### Stored data:
+---+

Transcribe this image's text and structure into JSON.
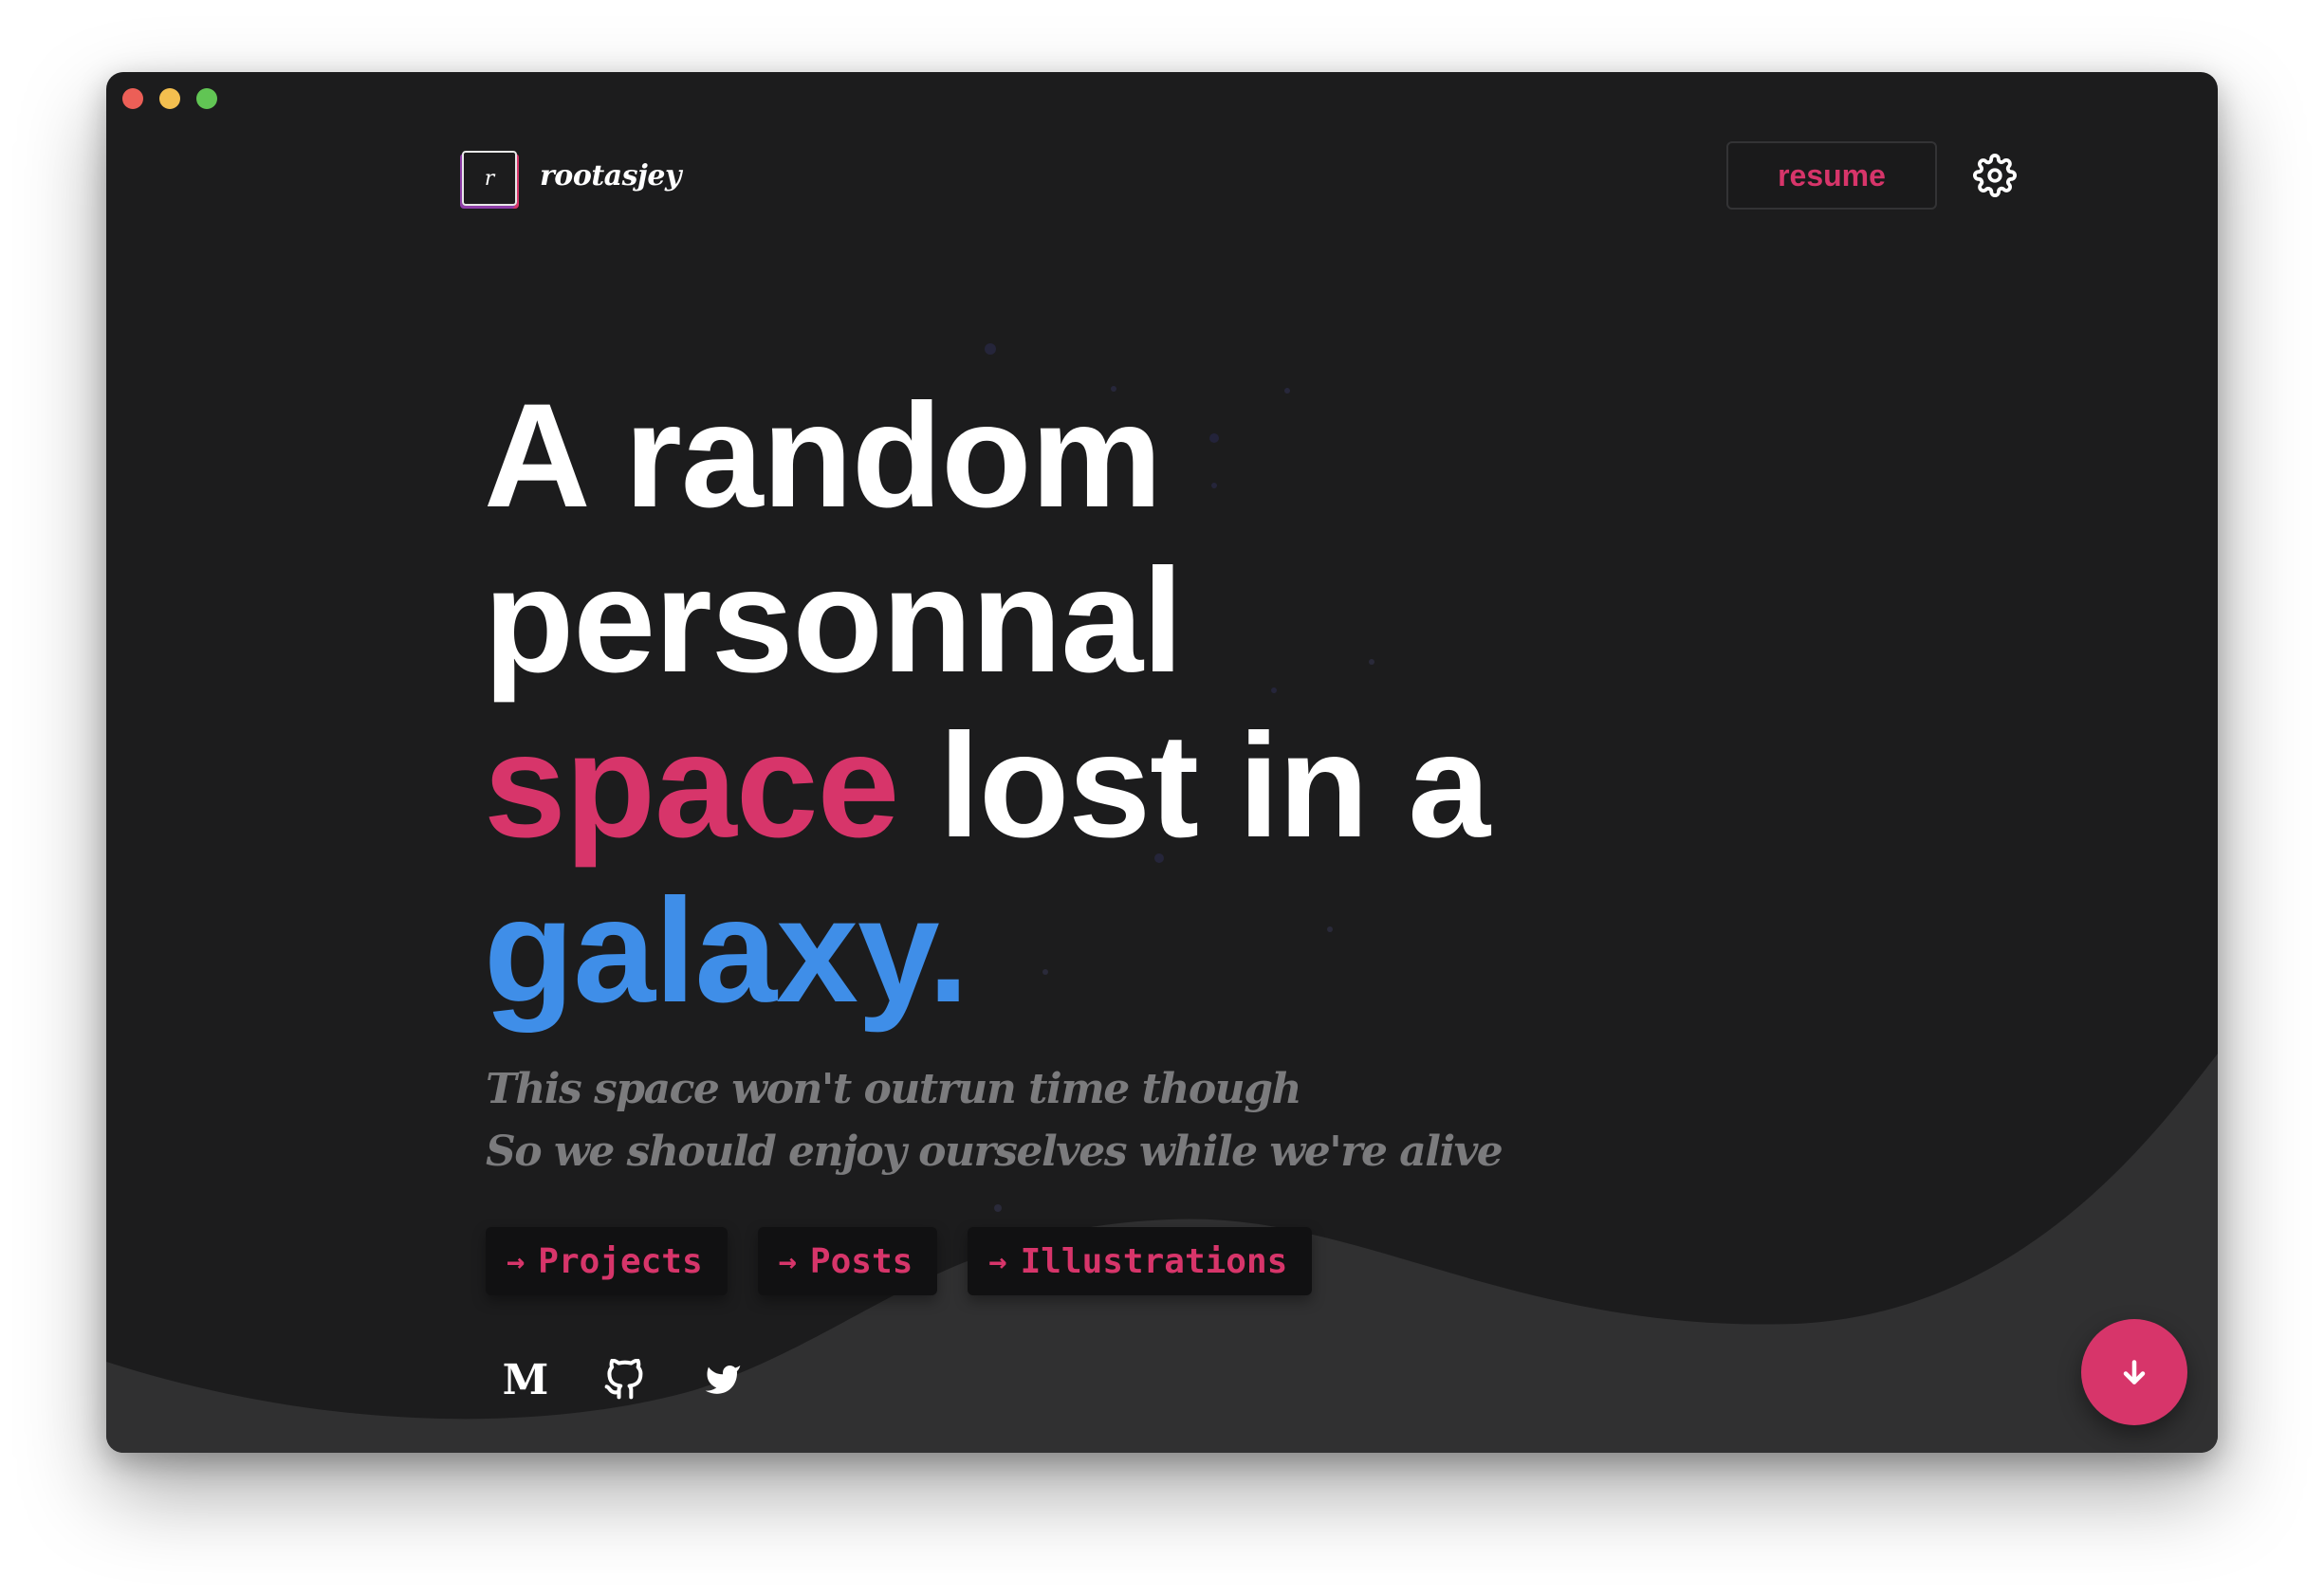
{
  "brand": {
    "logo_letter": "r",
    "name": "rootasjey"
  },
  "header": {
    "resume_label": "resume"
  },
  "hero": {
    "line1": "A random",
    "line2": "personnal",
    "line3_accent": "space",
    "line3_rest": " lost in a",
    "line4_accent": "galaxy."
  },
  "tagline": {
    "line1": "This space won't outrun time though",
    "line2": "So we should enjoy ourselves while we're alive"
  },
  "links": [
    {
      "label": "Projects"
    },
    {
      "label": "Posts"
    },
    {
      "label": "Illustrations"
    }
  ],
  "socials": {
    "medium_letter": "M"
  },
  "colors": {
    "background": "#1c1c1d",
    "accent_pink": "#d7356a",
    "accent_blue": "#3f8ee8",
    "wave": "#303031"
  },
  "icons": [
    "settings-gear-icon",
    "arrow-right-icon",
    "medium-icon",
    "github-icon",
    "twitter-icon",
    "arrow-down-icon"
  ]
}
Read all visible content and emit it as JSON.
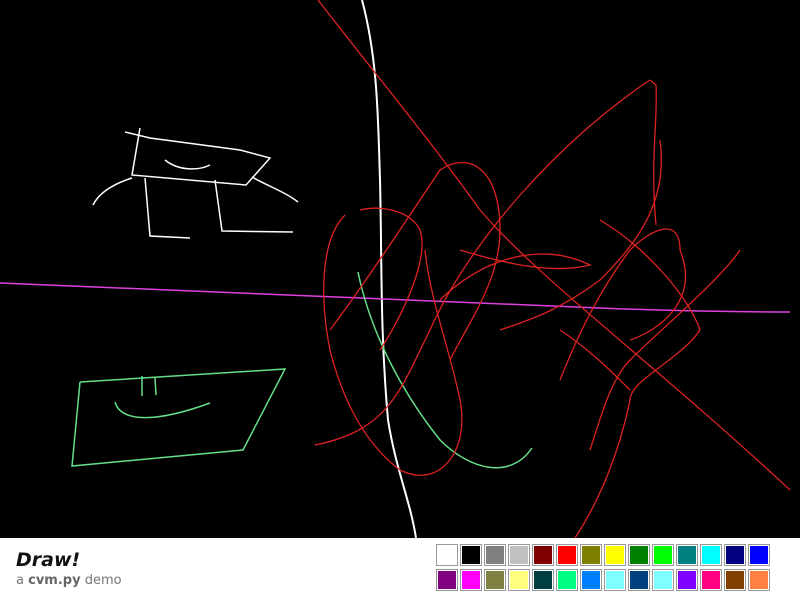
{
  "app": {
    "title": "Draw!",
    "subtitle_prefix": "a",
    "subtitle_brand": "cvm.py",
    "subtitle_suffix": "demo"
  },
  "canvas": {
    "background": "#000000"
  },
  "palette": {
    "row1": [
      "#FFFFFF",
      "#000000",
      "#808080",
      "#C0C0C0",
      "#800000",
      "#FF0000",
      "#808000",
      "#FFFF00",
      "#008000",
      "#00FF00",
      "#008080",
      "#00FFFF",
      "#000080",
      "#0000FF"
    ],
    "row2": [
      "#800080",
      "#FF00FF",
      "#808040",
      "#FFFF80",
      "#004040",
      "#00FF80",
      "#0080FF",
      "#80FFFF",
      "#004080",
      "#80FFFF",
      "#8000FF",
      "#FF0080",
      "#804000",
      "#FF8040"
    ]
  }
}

+---+

Each line of the data that includes the word "JSON" counts once; report the total and nothing more.

2